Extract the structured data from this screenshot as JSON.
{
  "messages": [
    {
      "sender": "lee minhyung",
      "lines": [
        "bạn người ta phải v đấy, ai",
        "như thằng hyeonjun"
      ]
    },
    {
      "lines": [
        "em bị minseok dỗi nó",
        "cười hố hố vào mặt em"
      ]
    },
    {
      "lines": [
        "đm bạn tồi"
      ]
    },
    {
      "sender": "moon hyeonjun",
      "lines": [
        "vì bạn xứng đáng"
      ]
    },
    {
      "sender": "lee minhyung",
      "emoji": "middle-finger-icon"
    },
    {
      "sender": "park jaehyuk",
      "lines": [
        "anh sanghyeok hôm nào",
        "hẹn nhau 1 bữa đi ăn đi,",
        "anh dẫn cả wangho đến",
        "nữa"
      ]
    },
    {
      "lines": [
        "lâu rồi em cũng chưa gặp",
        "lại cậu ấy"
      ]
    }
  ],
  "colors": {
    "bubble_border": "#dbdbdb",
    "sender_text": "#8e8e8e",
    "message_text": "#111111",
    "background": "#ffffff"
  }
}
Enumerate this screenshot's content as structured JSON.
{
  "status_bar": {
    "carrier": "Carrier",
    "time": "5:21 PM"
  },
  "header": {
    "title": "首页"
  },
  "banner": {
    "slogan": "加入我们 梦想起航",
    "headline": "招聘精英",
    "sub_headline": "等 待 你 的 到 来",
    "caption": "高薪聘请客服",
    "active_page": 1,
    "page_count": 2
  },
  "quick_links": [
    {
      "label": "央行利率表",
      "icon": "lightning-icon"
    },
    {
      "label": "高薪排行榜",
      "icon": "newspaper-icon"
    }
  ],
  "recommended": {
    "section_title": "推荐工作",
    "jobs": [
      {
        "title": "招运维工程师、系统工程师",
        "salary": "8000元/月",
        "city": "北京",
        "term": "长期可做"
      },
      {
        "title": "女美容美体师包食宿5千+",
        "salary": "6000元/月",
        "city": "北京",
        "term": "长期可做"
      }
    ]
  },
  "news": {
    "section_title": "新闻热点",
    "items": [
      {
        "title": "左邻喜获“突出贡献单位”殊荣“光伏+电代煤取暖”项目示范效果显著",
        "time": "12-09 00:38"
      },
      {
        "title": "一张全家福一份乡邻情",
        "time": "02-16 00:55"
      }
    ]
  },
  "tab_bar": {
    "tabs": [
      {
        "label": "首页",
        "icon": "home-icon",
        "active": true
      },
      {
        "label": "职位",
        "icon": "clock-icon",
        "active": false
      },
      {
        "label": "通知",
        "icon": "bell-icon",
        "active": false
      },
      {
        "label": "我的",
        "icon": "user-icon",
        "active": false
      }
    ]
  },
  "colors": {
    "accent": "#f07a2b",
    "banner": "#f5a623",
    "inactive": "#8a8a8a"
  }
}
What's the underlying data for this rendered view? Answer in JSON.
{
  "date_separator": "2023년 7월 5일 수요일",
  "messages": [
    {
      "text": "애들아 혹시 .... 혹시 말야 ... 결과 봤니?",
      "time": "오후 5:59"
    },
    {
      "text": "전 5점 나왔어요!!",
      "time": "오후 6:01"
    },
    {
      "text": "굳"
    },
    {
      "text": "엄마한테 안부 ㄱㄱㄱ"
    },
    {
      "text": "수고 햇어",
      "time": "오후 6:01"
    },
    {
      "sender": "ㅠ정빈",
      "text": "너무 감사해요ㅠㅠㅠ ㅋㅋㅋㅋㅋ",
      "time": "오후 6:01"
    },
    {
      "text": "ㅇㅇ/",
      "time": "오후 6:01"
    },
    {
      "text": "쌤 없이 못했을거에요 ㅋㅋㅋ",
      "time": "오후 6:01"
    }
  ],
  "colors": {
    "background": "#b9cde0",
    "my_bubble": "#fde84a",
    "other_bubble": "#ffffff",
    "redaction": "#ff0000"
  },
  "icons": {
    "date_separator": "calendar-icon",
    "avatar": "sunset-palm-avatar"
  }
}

___

DIRECTIONS —
Collect the lines of the records that include the string "ffffff".

THE OUTPUT —
    "background": "#ffffff"
    "other_bubble": "#ffffff",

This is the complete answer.